- _WHAT TO WORK ON_: Your answer should be one number: the count of lines in these entries that hold the word "software".
:::::
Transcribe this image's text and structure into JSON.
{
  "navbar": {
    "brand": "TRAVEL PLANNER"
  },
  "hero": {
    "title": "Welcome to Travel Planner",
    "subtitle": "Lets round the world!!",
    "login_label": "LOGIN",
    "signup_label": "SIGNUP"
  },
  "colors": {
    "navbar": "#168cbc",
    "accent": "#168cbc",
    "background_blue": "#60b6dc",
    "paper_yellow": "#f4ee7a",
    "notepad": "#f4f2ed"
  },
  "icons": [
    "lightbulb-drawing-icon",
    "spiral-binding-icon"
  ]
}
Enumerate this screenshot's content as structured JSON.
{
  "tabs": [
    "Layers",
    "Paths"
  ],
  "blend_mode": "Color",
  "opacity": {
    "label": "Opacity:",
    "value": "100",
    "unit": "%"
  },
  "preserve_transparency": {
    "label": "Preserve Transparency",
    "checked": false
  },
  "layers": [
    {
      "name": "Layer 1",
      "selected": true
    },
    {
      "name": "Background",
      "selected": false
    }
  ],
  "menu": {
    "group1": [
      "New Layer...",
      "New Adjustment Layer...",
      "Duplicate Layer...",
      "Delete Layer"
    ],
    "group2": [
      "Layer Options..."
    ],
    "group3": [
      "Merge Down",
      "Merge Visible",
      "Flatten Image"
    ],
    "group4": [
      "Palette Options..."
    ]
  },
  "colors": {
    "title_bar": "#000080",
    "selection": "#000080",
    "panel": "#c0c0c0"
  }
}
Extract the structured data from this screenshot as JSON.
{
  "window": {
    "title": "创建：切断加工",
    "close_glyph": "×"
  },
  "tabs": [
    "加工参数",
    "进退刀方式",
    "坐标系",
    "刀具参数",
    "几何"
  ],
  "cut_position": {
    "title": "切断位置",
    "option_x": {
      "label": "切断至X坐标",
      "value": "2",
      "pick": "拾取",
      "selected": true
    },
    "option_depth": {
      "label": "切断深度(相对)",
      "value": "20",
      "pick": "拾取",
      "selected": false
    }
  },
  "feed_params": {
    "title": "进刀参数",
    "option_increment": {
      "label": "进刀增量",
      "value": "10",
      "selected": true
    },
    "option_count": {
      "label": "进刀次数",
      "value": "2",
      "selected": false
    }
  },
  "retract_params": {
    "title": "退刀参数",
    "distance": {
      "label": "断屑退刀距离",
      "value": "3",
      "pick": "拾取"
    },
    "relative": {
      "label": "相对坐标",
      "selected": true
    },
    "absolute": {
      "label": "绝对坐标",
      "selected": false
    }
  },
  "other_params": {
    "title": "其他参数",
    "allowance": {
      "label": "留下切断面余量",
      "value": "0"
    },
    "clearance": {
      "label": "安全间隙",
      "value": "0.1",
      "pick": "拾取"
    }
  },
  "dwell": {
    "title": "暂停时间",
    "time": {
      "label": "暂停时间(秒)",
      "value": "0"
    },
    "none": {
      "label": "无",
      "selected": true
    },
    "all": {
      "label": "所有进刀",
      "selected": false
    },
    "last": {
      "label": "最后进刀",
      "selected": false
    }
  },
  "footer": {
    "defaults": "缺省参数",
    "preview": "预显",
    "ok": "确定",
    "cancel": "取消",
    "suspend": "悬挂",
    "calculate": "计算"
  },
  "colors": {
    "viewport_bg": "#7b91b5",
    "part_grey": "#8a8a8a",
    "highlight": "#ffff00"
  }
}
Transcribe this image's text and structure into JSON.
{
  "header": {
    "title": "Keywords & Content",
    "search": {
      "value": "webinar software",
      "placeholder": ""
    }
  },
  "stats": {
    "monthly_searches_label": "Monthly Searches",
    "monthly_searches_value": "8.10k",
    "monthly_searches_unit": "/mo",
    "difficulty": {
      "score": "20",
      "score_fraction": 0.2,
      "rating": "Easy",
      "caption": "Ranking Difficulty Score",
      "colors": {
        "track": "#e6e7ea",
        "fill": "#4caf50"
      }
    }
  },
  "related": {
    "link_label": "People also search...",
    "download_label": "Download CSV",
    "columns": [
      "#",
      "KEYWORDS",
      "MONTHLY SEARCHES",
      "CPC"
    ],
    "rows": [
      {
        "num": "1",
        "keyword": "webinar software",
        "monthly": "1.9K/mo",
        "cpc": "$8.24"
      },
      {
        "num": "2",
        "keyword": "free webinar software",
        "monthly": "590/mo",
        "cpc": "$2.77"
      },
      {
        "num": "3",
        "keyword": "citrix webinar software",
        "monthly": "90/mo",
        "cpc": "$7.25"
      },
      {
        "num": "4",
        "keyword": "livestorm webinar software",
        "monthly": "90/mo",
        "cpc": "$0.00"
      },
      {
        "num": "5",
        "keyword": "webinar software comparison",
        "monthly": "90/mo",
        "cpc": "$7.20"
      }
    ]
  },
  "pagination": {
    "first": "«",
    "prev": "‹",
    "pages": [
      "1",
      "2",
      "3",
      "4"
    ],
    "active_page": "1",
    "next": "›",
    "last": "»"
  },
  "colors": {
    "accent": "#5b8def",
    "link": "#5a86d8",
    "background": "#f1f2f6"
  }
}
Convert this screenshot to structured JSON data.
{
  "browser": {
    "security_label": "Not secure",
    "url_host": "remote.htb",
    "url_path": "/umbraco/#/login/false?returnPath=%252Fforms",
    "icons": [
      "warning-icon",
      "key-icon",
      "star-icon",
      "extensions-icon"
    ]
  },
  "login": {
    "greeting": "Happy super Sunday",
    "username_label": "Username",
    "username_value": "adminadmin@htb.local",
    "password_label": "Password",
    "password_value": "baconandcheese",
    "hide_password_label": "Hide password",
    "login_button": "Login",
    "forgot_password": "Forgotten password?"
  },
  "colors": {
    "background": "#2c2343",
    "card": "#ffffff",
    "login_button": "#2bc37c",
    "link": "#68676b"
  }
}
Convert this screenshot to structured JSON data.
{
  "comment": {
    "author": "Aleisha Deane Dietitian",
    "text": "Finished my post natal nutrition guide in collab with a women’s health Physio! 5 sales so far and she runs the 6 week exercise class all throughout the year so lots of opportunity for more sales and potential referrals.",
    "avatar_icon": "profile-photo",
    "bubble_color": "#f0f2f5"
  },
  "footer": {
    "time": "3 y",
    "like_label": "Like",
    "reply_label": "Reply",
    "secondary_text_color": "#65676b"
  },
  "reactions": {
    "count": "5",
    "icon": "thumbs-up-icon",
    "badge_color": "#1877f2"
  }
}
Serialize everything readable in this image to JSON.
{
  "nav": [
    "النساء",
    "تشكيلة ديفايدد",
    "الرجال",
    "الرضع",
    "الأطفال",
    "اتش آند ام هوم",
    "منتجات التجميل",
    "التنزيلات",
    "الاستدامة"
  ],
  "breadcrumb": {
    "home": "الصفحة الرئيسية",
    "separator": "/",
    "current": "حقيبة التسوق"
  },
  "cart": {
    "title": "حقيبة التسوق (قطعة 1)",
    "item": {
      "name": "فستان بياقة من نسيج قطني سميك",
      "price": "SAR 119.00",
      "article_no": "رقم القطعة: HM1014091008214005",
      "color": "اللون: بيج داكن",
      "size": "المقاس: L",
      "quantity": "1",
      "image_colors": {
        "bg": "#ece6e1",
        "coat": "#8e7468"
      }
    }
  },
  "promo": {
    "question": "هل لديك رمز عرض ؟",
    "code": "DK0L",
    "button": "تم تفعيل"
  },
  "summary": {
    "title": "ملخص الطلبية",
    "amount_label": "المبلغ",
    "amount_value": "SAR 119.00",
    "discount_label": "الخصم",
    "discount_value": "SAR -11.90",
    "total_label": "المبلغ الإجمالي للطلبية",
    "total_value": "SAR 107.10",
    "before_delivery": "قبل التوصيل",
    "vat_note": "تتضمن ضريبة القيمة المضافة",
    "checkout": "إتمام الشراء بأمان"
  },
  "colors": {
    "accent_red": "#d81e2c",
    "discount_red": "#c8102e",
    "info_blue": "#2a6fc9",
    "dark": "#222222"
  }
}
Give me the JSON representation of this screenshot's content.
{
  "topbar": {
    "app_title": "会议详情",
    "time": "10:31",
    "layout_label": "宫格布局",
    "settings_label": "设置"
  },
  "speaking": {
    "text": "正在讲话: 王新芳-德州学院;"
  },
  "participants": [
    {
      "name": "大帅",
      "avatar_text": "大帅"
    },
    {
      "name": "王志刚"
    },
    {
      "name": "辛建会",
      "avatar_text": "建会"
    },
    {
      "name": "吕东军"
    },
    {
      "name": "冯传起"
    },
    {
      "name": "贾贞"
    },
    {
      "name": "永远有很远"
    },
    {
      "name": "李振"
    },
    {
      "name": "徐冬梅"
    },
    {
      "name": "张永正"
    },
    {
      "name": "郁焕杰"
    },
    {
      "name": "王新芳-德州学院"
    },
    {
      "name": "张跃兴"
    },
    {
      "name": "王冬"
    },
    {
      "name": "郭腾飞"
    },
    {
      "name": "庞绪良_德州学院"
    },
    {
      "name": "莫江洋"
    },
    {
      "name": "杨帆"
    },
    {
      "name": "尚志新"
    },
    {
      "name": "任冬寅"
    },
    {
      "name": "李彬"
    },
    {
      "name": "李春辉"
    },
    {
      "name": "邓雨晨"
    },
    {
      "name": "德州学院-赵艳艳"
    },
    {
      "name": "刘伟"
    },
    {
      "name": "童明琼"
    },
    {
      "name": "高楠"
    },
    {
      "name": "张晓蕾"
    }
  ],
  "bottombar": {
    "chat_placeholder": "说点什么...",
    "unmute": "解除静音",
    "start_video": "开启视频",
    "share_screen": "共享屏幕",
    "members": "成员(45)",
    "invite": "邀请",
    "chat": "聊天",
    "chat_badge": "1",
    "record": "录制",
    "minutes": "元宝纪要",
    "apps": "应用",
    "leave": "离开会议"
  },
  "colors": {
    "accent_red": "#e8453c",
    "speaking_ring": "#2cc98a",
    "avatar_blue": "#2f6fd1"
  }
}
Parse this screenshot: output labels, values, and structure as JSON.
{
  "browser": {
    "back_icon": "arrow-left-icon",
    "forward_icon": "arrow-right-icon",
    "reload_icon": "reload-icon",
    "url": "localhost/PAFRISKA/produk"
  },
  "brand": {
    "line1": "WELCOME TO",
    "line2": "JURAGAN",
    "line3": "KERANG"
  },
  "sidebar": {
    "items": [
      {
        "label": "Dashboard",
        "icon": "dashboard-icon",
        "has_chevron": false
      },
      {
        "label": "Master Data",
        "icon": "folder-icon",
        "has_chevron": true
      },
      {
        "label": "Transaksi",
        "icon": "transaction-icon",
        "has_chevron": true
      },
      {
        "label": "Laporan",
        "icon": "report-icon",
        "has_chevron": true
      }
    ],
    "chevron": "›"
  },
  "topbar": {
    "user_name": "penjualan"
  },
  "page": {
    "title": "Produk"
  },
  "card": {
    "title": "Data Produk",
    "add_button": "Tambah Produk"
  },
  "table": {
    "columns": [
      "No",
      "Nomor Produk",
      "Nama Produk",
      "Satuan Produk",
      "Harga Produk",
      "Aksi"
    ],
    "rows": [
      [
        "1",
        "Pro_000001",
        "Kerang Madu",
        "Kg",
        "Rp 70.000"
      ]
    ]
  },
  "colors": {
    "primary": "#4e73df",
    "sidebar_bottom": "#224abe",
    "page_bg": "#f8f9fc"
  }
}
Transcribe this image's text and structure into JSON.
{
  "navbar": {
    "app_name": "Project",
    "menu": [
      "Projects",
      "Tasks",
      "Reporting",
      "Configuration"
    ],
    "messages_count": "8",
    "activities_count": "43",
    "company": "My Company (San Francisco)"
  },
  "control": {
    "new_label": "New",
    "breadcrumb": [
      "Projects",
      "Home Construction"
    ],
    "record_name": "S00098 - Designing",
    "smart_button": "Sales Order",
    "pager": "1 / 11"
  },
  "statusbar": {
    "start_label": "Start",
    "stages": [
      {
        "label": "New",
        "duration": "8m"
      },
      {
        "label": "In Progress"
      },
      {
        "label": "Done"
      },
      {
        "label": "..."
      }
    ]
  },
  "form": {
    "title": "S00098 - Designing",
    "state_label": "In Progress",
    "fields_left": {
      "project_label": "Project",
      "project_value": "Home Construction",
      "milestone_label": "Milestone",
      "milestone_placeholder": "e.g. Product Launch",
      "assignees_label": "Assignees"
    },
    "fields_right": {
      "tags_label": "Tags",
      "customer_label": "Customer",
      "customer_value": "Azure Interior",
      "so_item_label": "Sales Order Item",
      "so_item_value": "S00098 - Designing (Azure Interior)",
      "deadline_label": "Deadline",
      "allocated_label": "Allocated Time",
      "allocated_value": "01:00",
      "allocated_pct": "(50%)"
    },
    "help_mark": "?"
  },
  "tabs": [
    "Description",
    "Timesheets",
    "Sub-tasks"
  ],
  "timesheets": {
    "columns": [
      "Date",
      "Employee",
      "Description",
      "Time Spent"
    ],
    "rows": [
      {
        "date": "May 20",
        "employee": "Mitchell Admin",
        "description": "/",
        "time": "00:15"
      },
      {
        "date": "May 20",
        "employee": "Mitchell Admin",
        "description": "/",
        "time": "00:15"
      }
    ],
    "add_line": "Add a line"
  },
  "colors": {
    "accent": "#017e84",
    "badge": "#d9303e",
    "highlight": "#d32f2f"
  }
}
:::::
- _RESULT OF THIS EXERCISE_: 6